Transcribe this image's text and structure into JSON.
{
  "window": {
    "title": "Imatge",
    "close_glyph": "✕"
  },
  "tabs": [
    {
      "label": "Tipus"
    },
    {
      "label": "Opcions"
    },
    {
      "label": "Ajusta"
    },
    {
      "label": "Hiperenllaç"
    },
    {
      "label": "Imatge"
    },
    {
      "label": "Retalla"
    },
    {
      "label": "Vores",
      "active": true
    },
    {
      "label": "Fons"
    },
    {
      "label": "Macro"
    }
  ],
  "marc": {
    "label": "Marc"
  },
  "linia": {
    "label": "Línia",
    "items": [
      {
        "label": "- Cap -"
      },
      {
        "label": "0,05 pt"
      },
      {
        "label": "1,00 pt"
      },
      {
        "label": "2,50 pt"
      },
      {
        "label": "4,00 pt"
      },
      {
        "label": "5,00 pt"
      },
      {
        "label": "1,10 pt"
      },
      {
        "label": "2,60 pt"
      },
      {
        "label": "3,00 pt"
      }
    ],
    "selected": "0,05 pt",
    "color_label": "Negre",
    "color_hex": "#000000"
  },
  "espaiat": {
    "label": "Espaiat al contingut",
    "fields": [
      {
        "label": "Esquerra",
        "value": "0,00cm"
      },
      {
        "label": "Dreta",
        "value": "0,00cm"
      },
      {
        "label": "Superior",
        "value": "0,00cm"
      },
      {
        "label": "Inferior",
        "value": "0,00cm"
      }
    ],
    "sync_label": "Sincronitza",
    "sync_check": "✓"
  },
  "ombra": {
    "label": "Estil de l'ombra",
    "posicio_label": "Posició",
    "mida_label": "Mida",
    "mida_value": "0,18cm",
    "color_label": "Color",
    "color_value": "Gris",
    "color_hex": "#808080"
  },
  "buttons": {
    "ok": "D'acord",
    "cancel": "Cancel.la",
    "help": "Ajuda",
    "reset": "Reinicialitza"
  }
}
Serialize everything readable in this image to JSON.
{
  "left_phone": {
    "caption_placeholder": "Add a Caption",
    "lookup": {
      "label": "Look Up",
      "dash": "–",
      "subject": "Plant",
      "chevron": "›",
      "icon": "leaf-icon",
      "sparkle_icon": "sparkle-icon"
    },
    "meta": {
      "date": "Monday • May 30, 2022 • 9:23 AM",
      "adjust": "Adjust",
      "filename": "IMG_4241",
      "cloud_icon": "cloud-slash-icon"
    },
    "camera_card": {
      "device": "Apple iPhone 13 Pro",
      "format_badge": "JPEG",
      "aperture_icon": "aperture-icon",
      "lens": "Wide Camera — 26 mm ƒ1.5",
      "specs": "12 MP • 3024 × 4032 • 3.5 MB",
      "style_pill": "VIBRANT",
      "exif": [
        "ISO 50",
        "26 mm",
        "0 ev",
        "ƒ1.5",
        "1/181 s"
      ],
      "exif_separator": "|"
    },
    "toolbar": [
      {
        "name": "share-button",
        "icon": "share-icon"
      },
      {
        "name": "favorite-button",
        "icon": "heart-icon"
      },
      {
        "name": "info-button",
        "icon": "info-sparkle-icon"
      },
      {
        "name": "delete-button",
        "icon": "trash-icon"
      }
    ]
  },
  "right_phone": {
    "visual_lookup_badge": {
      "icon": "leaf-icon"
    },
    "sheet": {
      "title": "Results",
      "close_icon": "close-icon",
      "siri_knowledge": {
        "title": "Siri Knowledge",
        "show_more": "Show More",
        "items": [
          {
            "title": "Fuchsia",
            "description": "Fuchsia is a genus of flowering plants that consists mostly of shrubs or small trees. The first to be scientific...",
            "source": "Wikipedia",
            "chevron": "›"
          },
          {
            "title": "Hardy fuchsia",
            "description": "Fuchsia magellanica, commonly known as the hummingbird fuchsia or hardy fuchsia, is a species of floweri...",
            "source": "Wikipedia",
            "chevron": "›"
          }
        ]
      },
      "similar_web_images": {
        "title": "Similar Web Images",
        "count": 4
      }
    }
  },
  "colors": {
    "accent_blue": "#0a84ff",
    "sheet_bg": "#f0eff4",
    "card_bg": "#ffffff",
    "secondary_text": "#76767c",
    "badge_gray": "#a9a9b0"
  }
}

INSTRUCTIONS FOR THE TASK ▸
Count the lines of the material that include the word "JSON", then state only the total.

SOLUTION TO THE EXERCISE ▸
2